Conventional devices of the type mentioned at the outset are now designed such that, during the cleaning on the adapter, only the radial bearing surface is cleaned because, as has been mentioned, when the keg coupler is mounted onto the cleaning adapter, only the connecting process is simulated. Therefore, in conventional cleaning adapters of this kind, only those surfaces and cavities can be cleaned that are also accessible in the connected state of the keg coupler. There is no access, however, to those surfaces which, in contrast to the connected state, cannot be reached through shutting off the gas conduit.
In practice, however, this form of cleaning has not always proven satisfactory under certain operating conditions. This is because, during connection and disconnection of a keg, traces of the beverage may reach the other surfaces of the keg coupler which serve to connect the keg coupler to the keg fitting, that is to say the cylindrical internal peripheral surface, the lower radial surface, and the segmented peripheral surface. These last-mentioned surfaces are not cleaned by conventional devices.
Moreover, even quite negligible traces, for example droplets of beverage, for instance beer, that settle on these surfaces can lead to hygiene problems, especially if the keg is located in a relatively warm environment, for example during the warm season.
SUMMARY OF THE INVENTION
The object of the invention is to develop a device of the type mentioned at the outset such that these disadvantages are avoided. In particular, a device is to be made available in which all surfaces of the keg coupler that may come into contact with the beverage can be effectively cleaned.
According to the invention, this object is achieved by the fact that the adapter comprises an annular sealing insert, into which the keg coupler can initially be fitted with the cylindrical external peripheral surface in a loose state in a first operating position and can then be sealed in a liquid-tight manner in a second operating position, in such a way that a cavity is formed which is delimited at least by the radial bearing surface, the cylindrical internal peripheral surface, the lower radial surface, the peripheral surface divided into segments, and a surface of the adapter, and that the first means are connected to the cavity.
The object of the invention is achieved in full in this way.
By virtue of the fact that all the surfaces of the keg coupler which may come into contact with the beverage form surface sections of a cavity that is sealed in a liquid-tight manner, simple cleaning of all the aforementioned surfaces is made possible by introducing a cleaning liquid into this cavity. Therefore, in contrast to known devices, the keg coupler does not have any surfaces that may still have beverage residues on them and that may thus constitute a hygiene problem.

:: STORED DATA ::
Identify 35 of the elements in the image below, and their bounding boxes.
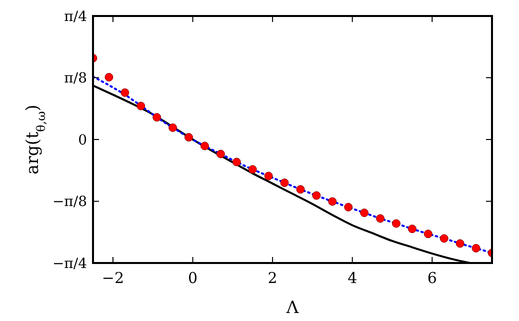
point — [408, 224, 416, 234]
point — [296, 185, 305, 194]
x-axis-title: Λ — [285, 298, 300, 318]
x-tick-label: 6 — [427, 269, 437, 287]
point — [264, 172, 273, 180]
point — [200, 142, 209, 150]
point — [360, 208, 369, 218]
x-tick-label: 4 — [348, 269, 358, 287]
point — [104, 72, 114, 82]
point — [216, 150, 225, 158]
point — [136, 102, 146, 110]
y-tick-label: π/8 — [64, 70, 87, 87]
y-tick-label: π/4 — [64, 8, 88, 25]
point — [280, 178, 289, 188]
x-tick-label: 2 — [268, 269, 278, 287]
point — [472, 244, 480, 252]
point — [424, 230, 432, 238]
point — [376, 214, 385, 223]
point — [168, 123, 178, 132]
y-tick-label: −π/4 — [52, 256, 88, 272]
y-tick-label: 0 — [78, 132, 87, 148]
y-tick-label: −π/8 — [52, 194, 87, 210]
point — [328, 197, 337, 206]
point — [456, 239, 464, 248]
point — [344, 202, 353, 212]
point — [248, 165, 257, 174]
point — [152, 113, 162, 122]
point — [440, 234, 448, 243]
x-tick-label: 0 — [188, 269, 198, 287]
point — [184, 133, 194, 142]
point — [312, 191, 321, 200]
point — [120, 88, 130, 97]
point — [232, 158, 241, 166]
point — [392, 219, 400, 228]
x-tick-label: −2 — [102, 269, 124, 287]
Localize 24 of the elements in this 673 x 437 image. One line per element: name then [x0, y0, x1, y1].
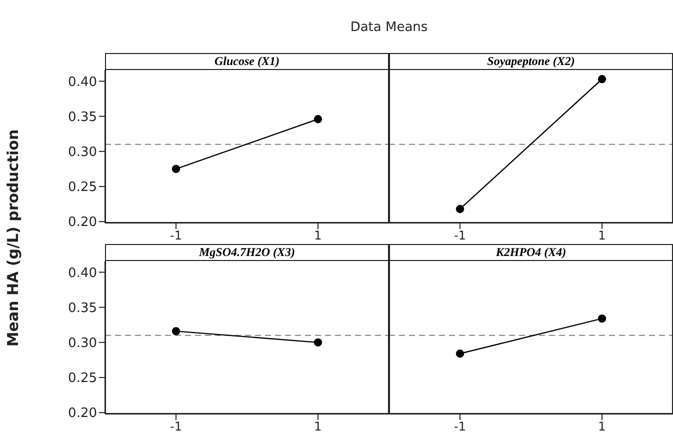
text: Data Means: [349, 20, 429, 35]
x-tick-label: -1: [454, 228, 466, 243]
x-tick-label: -1: [170, 420, 182, 434]
chart-title: K2HPO4 (X4): [389, 244, 673, 261]
x-tick-label: -1: [170, 228, 182, 243]
y-tick-label: 0.40: [68, 266, 97, 281]
y-tick-label: 0.25: [68, 180, 97, 196]
y-tick-label: 0.30: [68, 336, 97, 352]
y-axis-title: Mean HA (g/L) production: [4, 129, 22, 347]
chart-title: MgSO4.7H2O (X3): [105, 244, 389, 261]
chart-title: Soyapeptone (X2): [389, 53, 673, 70]
x-tick-label: 1: [598, 420, 606, 434]
y-tick-label: 0.35: [68, 300, 97, 316]
y-tick-label: 0.25: [68, 371, 97, 386]
y-tick-label: 0.35: [68, 110, 97, 125]
y-tick-label: 0.40: [68, 74, 97, 90]
x-tick-label: 1: [314, 420, 322, 434]
y-tick-label: 0.20: [68, 215, 97, 230]
x-tick-label: 1: [314, 228, 322, 243]
x-tick-label: -1: [454, 420, 466, 434]
x-tick-label: 1: [598, 228, 606, 243]
chart-title: Glucose (X1): [105, 53, 389, 70]
y-tick-label: 0.30: [68, 145, 97, 160]
y-tick-label: 0.20: [68, 406, 97, 422]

:: TASK DESCRIPTION ::
Please carry on the patent text about cleaning keg couplers, starting right after its last sentence.

:: FINAL ANSWER ::
The main reason for this is that the connecting of a keg is not simulated in the device according to the invention. The keg coupler is not in fact mounted and secured on the cleaning adapter by a pivoting of the lever. Instead, this is done only by axial fitting and turning. In contrast to conventional cleaning adapters, therefore, the gas conduit for the carrier gas does not have to be shut off.
In a preferred embodiment of the device according to the invention, the keg coupler can be fitted in a manner known per se into the first operating position in the adapter in the direction of a common axis and, by turning the keg coupler relative to the adapter about the axis, can be locked onto the adapter in the second operating position.
This measure has the advantage that the user can establish a connection between keg coupler and adapter using the maneuvers that are familiar to him.
In this case it is also preferable if second means are provided for pressing the sealing insert radially inward against the cylindrical external peripheral surface during the relative turning of the keg coupler and of the adapter.
This measure has the advantage that the required sealing of the cavity can be produced directly by the normal turning of the keg coupler relative to the adapter.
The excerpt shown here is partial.